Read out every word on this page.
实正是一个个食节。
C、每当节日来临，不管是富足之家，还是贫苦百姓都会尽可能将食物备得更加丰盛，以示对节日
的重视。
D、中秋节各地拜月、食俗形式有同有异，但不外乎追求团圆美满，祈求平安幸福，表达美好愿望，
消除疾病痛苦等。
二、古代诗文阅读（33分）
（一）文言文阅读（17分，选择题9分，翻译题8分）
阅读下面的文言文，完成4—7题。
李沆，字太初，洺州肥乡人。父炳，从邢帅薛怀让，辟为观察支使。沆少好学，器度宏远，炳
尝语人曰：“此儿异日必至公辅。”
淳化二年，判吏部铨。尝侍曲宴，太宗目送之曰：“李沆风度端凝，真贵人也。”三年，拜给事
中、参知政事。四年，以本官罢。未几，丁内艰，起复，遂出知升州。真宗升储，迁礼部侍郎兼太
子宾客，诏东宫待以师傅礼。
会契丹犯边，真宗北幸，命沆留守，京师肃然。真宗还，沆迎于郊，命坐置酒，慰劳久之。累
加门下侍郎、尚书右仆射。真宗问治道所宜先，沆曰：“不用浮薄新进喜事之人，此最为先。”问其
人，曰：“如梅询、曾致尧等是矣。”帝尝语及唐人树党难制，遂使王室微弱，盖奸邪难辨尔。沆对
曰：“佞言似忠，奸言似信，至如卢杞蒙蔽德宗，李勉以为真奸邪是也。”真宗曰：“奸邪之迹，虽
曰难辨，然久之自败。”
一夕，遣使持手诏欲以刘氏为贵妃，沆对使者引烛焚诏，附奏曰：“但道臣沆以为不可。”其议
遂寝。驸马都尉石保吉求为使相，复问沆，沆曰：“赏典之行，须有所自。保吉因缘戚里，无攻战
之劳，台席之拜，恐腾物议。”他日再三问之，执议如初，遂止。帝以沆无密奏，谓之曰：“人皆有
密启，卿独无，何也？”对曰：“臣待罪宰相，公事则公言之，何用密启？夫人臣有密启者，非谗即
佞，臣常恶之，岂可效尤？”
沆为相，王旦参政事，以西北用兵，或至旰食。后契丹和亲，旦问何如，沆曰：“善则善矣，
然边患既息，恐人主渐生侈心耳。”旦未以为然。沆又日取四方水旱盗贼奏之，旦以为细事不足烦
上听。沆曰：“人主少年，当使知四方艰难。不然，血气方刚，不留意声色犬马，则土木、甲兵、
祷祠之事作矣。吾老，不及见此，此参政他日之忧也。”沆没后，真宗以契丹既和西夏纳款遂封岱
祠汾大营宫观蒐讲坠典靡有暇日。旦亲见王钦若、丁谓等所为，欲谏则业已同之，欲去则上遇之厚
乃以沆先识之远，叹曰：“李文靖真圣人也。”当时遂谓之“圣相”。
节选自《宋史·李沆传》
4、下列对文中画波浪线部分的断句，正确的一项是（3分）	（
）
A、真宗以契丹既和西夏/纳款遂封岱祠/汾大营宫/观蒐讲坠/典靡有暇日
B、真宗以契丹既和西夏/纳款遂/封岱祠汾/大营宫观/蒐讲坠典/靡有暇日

==============================

## TASK DESCRIPTION
Exactly as written above, please repeat the entries.

## RESPONSE TO THIS EXERCISE
Read out every word on this page.
实正是一个个食节。
C、每当节日来临，不管是富足之家，还是贫苦百姓都会尽可能将食物备得更加丰盛，以示对节日
的重视。
D、中秋节各地拜月、食俗形式有同有异，但不外乎追求团圆美满，祈求平安幸福，表达美好愿望，
消除疾病痛苦等。
二、古代诗文阅读（33分）
（一）文言文阅读（17分，选择题9分，翻译题8分）
阅读下面的文言文，完成4—7题。
李沆，字太初，洺州肥乡人。父炳，从邢帅薛怀让，辟为观察支使。沆少好学，器度宏远，炳
尝语人曰：“此儿异日必至公辅。”
淳化二年，判吏部铨。尝侍曲宴，太宗目送之曰：“李沆风度端凝，真贵人也。”三年，拜给事
中、参知政事。四年，以本官罢。未几，丁内艰，起复，遂出知升州。真宗升储，迁礼部侍郎兼太
子宾客，诏东宫待以师傅礼。
会契丹犯边，真宗北幸，命沆留守，京师肃然。真宗还，沆迎于郊，命坐置酒，慰劳久之。累
加门下侍郎、尚书右仆射。真宗问治道所宜先，沆曰：“不用浮薄新进喜事之人，此最为先。”问其
人，曰：“如梅询、曾致尧等是矣。”帝尝语及唐人树党难制，遂使王室微弱，盖奸邪难辨尔。沆对
曰：“佞言似忠，奸言似信，至如卢杞蒙蔽德宗，李勉以为真奸邪是也。”真宗曰：“奸邪之迹，虽
曰难辨，然久之自败。”
一夕，遣使持手诏欲以刘氏为贵妃，沆对使者引烛焚诏，附奏曰：“但道臣沆以为不可。”其议
遂寝。驸马都尉石保吉求为使相，复问沆，沆曰：“赏典之行，须有所自。保吉因缘戚里，无攻战
之劳，台席之拜，恐腾物议。”他日再三问之，执议如初，遂止。帝以沆无密奏，谓之曰：“人皆有
密启，卿独无，何也？”对曰：“臣待罪宰相，公事则公言之，何用密启？夫人臣有密启者，非谗即
佞，臣常恶之，岂可效尤？”
沆为相，王旦参政事，以西北用兵，或至旰食。后契丹和亲，旦问何如，沆曰：“善则善矣，
然边患既息，恐人主渐生侈心耳。”旦未以为然。沆又日取四方水旱盗贼奏之，旦以为细事不足烦
上听。沆曰：“人主少年，当使知四方艰难。不然，血气方刚，不留意声色犬马，则土木、甲兵、
祷祠之事作矣。吾老，不及见此，此参政他日之忧也。”沆没后，真宗以契丹既和西夏纳款遂封岱
祠汾大营宫观蒐讲坠典靡有暇日。旦亲见王钦若、丁谓等所为，欲谏则业已同之，欲去则上遇之厚
乃以沆先识之远，叹曰：“李文靖真圣人也。”当时遂谓之“圣相”。
节选自《宋史·李沆传》
4、下列对文中画波浪线部分的断句，正确的一项是（3分）	（
）
A、真宗以契丹既和西夏/纳款遂封岱祠/汾大营宫/观蒐讲坠/典靡有暇日
B、真宗以契丹既和西夏/纳款遂/封岱祠汾/大营宫观/蒐讲坠典/靡有暇日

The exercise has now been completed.